* Given exercise:
Copy every line of the records below where the word "this" occurs.

* Dataset rows:
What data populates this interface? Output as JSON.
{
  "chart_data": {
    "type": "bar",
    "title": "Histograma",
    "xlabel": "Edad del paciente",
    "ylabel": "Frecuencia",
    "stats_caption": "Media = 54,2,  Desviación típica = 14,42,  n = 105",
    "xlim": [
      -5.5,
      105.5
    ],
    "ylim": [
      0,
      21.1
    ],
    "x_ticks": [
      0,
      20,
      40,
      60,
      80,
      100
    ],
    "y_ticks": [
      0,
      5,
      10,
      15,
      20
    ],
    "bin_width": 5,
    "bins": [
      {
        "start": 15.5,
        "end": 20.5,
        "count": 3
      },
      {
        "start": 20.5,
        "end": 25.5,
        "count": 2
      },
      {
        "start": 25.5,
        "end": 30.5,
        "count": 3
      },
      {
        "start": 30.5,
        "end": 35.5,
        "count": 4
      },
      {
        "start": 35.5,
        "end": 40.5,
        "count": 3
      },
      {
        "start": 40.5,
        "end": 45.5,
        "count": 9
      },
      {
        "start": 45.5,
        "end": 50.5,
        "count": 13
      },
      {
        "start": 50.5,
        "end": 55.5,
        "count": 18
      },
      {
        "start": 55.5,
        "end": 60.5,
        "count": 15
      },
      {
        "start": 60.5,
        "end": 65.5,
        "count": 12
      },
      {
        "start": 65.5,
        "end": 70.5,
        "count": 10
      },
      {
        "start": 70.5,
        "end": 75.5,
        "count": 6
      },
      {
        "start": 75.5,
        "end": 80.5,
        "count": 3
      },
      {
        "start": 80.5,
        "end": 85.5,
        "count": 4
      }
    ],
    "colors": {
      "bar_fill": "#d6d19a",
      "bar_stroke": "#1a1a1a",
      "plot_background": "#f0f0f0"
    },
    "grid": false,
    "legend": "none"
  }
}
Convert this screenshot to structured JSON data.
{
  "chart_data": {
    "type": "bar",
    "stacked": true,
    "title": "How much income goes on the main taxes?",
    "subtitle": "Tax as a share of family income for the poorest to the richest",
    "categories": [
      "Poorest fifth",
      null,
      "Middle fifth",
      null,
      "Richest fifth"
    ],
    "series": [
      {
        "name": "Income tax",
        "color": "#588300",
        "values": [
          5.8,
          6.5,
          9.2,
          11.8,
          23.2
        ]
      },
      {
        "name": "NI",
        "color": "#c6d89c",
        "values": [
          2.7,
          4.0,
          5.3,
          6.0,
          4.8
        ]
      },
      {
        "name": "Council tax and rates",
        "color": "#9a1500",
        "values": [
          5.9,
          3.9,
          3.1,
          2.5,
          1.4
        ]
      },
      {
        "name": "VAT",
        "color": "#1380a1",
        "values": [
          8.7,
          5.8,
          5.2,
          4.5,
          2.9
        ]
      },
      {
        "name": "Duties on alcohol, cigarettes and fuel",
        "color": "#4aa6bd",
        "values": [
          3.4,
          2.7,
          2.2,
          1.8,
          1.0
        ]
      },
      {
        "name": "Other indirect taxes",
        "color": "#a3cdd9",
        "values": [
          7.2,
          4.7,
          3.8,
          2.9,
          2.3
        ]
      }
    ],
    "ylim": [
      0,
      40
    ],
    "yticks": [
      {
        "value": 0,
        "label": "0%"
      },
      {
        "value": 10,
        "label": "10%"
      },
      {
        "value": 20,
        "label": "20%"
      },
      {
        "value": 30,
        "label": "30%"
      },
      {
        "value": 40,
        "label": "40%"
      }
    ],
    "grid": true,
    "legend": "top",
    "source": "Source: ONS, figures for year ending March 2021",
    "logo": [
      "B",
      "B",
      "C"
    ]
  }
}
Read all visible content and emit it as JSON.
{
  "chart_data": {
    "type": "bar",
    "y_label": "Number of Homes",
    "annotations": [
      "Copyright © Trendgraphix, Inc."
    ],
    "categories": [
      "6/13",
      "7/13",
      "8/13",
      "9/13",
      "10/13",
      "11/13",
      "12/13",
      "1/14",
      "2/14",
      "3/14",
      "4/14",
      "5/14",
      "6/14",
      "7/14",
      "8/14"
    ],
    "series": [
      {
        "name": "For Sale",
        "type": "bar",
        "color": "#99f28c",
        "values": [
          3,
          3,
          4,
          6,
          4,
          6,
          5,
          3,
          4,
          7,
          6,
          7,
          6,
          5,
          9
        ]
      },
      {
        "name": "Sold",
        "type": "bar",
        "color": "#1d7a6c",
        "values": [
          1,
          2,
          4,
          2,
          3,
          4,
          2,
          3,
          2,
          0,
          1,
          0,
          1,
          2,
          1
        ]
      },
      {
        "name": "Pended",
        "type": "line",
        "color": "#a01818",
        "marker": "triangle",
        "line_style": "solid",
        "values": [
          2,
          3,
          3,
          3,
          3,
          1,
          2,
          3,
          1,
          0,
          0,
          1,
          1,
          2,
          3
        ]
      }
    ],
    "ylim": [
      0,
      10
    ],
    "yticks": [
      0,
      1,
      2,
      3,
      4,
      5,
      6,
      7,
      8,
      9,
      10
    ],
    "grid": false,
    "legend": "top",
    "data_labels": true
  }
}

* Written reply:
What data populates this interface? Output as JSON.
Convert this screenshot to structured JSON data.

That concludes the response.